# Supplied records

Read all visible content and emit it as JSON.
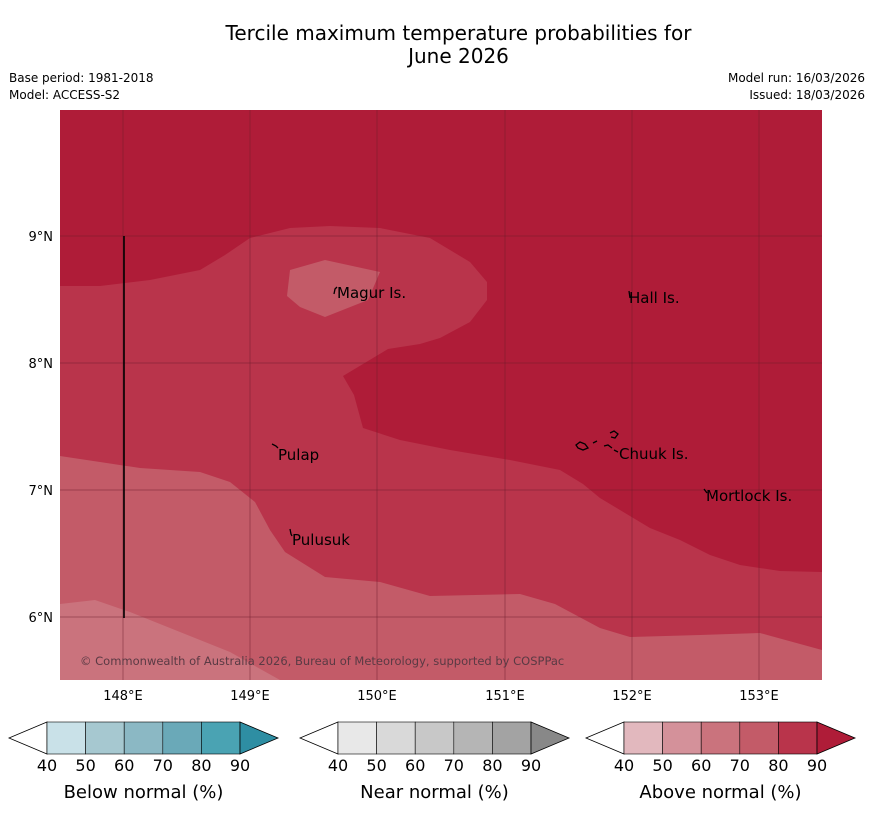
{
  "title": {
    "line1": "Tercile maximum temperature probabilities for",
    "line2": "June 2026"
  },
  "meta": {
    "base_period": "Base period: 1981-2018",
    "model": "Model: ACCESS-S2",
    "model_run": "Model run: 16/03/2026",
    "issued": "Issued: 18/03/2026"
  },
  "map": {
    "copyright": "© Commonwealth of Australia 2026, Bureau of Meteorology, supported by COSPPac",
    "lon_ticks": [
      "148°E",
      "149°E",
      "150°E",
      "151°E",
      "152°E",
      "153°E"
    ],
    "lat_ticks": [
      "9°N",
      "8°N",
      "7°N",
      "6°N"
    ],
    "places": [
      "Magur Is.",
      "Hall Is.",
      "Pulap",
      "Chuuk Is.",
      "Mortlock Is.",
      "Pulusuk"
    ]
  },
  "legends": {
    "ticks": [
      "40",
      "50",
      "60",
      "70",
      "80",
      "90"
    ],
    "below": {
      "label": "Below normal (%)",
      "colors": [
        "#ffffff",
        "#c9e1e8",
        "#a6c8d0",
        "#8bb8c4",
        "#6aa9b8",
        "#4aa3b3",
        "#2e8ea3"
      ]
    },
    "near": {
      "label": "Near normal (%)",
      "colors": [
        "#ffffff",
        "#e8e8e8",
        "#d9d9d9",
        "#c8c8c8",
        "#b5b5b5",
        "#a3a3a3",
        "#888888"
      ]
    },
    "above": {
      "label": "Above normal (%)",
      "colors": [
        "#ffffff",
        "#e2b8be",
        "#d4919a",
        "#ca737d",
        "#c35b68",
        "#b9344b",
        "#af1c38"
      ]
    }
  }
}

# Instructions to follow
Copy all of the entries verbatim, leaving out any pictures they contain.

# Response to this task
Read all visible content and emit it as JSON.
{
  "title": {
    "line1": "Tercile maximum temperature probabilities for",
    "line2": "June 2026"
  },
  "meta": {
    "base_period": "Base period: 1981-2018",
    "model": "Model: ACCESS-S2",
    "model_run": "Model run: 16/03/2026",
    "issued": "Issued: 18/03/2026"
  },
  "map": {
    "copyright": "© Commonwealth of Australia 2026, Bureau of Meteorology, supported by COSPPac",
    "lon_ticks": [
      "148°E",
      "149°E",
      "150°E",
      "151°E",
      "152°E",
      "153°E"
    ],
    "lat_ticks": [
      "9°N",
      "8°N",
      "7°N",
      "6°N"
    ],
    "places": [
      "Magur Is.",
      "Hall Is.",
      "Pulap",
      "Chuuk Is.",
      "Mortlock Is.",
      "Pulusuk"
    ]
  },
  "legends": {
    "ticks": [
      "40",
      "50",
      "60",
      "70",
      "80",
      "90"
    ],
    "below": {
      "label": "Below normal (%)",
      "colors": [
        "#ffffff",
        "#c9e1e8",
        "#a6c8d0",
        "#8bb8c4",
        "#6aa9b8",
        "#4aa3b3",
        "#2e8ea3"
      ]
    },
    "near": {
      "label": "Near normal (%)",
      "colors": [
        "#ffffff",
        "#e8e8e8",
        "#d9d9d9",
        "#c8c8c8",
        "#b5b5b5",
        "#a3a3a3",
        "#888888"
      ]
    },
    "above": {
      "label": "Above normal (%)",
      "colors": [
        "#ffffff",
        "#e2b8be",
        "#d4919a",
        "#ca737d",
        "#c35b68",
        "#b9344b",
        "#af1c38"
      ]
    }
  }
}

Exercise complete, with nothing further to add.